----- Reading passage -----

Farewell to the potted kittens of Egypt and a return to the fussy elderly cats of Cheshire

Farewell to the potted kittens of Egypt and a return to the fussy elderly cats of Cheshire

There’s been quite a lot of time since I came back from Egypt. I’m not completely sure how much time now that I’ve slithered back into my rudderless UK life where every day is the same (apparently there was a bank holiday?). I think some of my time went missing in the week I went to the Cambridge Beer festival, which has added to the confusion. I also seem to have lost quite a lot of money and some of my short term memory at about the same time. The beer festival was part of my annual Summer Progress in which I sofa-hop from friend to friend, dragging them to various pubs to bore them rigid about archaeology and my ill-considered views on Middle Eastern politics. In turn, they tell me about their homes, jobs and children. This year’s progress took in London, Windsor, Ely, Cambridge, Bounds Green and Have I Got News For You? which was disappointingly hosted by Frank Skinner.

-----

**Tasks to perform**
a - In the blog post about coming home from Egypt, who hosted the episode of Have I Got News For You?
b - Continue the blog post about coming home from Egypt, picking up after its last sentence.

----- Dataset content -----

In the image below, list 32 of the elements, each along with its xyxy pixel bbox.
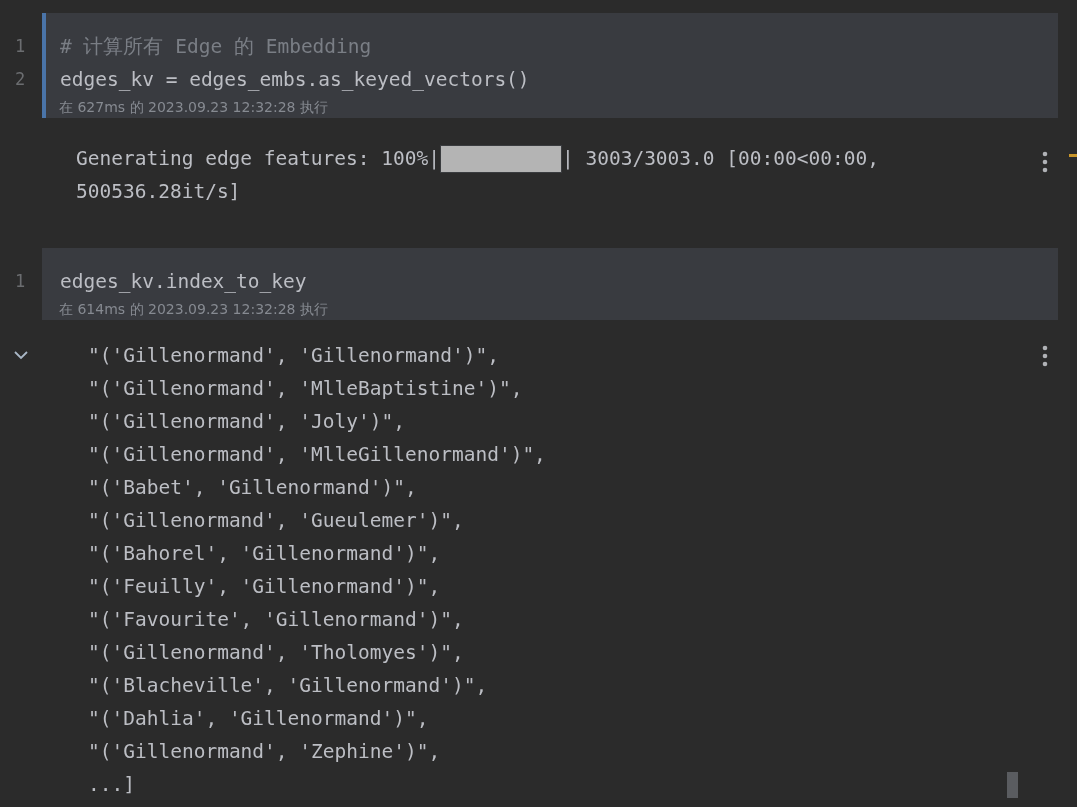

-----

**The replies**
a - Frank Skinner

b -
Palmyra in 2008. I mostly seem to have used a horse back then, presumably because I was too drunk or lazy to walk

Palmyra in 2008. I mostly seem to have used a horse back then, presumably because I was too lazy to walk

But woman cannot live on scones and pork scratchings alone and I’m now solidly back at my parents’ house, camped in the living room telling my dad he can’t watch Homes Under the Hammer. Luckily he doesn’t get most of my jokes about Dignitas. Of course, this also means I’ve been keeping up to date with the summer progress of Daash (Islamic State) across Syria and Iraq. I was particularly angry about Palmyra in Syria which holds some happy memories for me, having spent a short time there serving soup to German tourists as an indentured waitress in a small restaurant during a bizarre incident in 2008. It is (was?) a more than averagely magical place. I remember the restaurant owner’s father telling me stories about when the Germans and Vichy French occupied Palmyra during the Second World War; they were apparently very rude customers but stopped short of executing unarmed prisoners in the ancient amphitheatre. It really does take Daash to make the Nazis look like an alright bunch of blokes.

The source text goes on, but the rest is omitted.